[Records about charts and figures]
* start *

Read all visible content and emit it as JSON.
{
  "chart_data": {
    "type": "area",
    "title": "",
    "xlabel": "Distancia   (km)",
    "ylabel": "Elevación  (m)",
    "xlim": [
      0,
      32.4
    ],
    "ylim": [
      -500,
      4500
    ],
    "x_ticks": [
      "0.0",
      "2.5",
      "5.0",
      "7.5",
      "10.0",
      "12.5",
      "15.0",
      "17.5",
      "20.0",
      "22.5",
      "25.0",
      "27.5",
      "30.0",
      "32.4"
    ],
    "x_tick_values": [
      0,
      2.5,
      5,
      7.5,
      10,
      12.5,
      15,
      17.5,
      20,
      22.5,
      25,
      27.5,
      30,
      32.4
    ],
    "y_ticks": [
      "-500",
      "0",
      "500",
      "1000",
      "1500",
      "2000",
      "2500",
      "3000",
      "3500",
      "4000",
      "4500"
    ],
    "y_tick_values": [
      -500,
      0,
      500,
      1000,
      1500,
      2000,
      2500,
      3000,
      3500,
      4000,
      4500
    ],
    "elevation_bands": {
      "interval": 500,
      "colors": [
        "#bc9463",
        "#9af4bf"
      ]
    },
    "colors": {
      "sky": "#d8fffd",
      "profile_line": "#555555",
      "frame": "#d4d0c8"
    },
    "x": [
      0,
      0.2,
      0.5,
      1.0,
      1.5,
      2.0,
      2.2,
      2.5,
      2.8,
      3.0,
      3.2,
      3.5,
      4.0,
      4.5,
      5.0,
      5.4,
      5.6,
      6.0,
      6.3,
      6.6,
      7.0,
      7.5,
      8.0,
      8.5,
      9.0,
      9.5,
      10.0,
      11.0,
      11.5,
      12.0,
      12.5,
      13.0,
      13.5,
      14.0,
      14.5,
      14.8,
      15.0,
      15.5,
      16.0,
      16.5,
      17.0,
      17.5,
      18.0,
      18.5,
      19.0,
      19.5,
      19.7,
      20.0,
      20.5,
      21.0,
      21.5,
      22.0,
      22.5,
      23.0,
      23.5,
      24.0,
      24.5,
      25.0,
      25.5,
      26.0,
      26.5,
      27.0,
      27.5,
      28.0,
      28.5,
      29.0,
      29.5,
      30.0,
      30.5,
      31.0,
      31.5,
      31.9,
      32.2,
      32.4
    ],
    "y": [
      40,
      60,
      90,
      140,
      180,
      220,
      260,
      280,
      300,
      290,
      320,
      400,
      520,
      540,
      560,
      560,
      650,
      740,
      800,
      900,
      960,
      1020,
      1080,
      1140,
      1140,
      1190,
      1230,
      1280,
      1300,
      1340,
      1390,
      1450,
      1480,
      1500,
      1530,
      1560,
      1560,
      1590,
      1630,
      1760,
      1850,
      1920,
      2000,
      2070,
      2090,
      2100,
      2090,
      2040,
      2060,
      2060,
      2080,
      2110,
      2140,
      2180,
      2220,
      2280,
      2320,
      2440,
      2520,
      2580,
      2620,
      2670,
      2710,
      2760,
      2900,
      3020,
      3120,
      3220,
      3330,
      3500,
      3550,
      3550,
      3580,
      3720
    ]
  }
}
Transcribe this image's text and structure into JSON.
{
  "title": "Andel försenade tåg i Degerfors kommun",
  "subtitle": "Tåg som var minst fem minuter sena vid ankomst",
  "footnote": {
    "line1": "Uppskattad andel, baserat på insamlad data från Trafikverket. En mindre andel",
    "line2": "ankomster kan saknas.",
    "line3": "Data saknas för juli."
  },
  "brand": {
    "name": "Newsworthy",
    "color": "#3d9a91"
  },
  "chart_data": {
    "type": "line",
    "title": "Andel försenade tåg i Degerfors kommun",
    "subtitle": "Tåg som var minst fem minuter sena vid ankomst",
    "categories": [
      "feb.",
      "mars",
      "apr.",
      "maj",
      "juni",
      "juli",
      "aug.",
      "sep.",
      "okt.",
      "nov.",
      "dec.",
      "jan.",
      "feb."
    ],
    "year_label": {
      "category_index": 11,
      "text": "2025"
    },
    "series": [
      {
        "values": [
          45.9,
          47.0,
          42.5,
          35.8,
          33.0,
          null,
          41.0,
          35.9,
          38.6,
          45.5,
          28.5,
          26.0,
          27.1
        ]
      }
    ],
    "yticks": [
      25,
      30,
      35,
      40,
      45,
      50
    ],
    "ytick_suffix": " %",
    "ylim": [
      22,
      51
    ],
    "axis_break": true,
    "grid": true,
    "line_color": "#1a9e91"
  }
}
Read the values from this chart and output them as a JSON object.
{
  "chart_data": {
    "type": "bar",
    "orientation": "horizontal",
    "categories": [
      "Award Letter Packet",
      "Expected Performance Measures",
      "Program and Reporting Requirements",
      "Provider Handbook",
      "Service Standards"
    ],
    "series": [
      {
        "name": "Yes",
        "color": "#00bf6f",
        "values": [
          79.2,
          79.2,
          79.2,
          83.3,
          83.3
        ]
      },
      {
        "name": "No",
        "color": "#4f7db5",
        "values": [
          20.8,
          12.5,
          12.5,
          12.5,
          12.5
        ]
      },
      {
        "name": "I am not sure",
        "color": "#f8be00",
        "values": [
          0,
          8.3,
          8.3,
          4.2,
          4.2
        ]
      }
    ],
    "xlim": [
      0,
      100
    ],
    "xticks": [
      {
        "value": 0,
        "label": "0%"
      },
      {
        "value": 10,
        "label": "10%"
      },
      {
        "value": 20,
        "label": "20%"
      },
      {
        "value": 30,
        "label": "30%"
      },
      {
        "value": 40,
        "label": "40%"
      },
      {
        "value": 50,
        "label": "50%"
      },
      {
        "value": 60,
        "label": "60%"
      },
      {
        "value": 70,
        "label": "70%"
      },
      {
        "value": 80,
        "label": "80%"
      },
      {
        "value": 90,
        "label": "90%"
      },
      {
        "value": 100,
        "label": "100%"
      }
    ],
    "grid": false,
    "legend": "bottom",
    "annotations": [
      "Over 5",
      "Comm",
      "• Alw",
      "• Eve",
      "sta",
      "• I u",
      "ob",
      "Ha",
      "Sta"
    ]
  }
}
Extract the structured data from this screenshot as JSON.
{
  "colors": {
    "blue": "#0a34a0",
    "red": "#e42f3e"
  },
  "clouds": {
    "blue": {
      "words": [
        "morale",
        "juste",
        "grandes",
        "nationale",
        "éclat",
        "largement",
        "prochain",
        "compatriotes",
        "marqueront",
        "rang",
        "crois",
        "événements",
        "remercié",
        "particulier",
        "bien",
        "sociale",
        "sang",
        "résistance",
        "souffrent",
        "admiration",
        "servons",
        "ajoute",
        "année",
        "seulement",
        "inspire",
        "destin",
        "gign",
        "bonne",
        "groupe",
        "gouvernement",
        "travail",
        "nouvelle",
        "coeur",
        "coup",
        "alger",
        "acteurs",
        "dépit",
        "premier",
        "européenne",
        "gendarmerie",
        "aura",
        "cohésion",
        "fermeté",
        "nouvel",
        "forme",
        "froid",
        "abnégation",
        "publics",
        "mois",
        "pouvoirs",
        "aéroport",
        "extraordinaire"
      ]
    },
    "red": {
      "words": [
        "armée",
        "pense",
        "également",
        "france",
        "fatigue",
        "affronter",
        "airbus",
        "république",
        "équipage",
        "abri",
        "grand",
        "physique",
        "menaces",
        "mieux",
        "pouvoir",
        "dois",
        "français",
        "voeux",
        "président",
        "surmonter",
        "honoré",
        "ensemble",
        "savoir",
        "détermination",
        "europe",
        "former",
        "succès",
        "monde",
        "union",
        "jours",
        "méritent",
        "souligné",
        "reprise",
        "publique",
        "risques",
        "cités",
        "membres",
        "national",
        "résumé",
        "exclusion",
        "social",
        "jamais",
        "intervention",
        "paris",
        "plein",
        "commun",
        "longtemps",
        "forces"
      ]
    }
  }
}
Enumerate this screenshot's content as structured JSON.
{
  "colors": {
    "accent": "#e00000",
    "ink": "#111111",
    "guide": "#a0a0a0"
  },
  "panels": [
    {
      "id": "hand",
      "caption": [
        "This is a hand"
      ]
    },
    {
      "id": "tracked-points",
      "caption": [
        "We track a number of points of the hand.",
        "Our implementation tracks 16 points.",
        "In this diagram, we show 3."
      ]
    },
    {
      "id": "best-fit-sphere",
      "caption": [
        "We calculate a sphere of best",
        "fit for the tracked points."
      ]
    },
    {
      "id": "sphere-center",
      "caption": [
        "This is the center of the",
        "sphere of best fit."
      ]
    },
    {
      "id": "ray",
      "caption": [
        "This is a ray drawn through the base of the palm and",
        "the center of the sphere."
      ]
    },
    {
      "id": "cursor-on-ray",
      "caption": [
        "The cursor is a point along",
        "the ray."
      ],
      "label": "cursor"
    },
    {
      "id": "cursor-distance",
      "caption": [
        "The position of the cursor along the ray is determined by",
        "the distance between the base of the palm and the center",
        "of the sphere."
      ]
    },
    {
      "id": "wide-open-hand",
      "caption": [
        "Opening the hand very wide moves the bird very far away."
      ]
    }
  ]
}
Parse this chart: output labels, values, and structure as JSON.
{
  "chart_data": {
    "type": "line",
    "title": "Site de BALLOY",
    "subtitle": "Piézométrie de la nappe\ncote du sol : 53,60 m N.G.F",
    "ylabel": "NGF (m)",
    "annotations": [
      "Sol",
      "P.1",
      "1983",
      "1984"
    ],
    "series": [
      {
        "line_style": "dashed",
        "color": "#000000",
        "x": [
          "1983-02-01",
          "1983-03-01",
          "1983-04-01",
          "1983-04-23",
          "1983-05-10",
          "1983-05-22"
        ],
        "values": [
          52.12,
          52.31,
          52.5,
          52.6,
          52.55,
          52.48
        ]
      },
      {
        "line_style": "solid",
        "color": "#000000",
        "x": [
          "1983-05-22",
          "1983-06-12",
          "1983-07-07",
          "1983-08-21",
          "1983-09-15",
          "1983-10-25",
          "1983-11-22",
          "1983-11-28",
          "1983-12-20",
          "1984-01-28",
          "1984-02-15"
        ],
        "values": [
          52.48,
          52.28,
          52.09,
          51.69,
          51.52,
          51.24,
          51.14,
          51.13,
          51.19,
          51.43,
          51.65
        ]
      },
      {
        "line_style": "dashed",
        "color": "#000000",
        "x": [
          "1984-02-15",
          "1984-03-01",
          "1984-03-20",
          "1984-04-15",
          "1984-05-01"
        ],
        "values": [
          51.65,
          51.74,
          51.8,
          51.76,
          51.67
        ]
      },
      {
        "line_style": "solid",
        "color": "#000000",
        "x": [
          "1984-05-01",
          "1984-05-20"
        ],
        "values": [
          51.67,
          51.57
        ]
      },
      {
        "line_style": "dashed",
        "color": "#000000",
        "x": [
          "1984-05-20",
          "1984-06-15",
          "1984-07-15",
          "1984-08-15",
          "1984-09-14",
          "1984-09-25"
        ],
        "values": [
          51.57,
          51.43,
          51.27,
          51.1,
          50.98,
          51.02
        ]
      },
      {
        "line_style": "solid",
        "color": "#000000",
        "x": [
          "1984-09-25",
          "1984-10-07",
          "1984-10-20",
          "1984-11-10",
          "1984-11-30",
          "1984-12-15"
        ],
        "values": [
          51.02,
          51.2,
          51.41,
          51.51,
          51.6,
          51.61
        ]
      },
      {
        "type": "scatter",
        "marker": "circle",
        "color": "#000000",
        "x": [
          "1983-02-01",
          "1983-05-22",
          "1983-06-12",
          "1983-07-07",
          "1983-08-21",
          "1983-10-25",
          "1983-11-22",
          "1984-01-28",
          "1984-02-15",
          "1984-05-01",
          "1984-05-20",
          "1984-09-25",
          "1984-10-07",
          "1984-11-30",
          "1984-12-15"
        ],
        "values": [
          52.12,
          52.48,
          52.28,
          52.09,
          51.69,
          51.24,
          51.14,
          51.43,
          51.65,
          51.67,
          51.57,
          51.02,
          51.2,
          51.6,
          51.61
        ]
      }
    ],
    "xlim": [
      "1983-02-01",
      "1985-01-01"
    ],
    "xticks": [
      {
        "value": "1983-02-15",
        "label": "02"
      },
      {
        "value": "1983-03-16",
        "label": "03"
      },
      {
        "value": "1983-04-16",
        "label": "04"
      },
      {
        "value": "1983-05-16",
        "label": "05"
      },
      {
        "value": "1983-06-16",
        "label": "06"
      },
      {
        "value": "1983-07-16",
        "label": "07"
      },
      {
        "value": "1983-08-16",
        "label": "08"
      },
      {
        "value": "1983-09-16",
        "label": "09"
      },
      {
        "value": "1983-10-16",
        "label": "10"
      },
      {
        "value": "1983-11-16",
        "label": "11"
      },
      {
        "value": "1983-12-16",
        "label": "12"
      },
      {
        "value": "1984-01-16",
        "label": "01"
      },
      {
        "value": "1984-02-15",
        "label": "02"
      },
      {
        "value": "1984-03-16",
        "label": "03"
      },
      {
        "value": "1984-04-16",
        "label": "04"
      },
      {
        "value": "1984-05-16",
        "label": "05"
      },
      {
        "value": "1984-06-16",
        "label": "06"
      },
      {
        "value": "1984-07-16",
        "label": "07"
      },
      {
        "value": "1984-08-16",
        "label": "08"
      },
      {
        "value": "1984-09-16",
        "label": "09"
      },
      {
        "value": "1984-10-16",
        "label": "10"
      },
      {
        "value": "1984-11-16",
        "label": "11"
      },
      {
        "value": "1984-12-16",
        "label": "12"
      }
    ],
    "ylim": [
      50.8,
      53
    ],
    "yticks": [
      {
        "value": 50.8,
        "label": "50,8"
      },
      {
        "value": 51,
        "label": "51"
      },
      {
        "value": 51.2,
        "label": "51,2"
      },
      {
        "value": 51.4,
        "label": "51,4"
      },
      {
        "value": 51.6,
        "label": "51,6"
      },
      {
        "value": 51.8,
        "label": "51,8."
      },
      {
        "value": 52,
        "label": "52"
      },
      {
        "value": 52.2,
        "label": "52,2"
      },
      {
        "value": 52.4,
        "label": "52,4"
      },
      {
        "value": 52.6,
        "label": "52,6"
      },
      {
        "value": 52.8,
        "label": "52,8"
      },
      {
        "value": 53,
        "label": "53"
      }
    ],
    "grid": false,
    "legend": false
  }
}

* end *

**The request:** Find how many lines in the listing contain the word "points" and give that count alone.

**Response to this exercise:** 4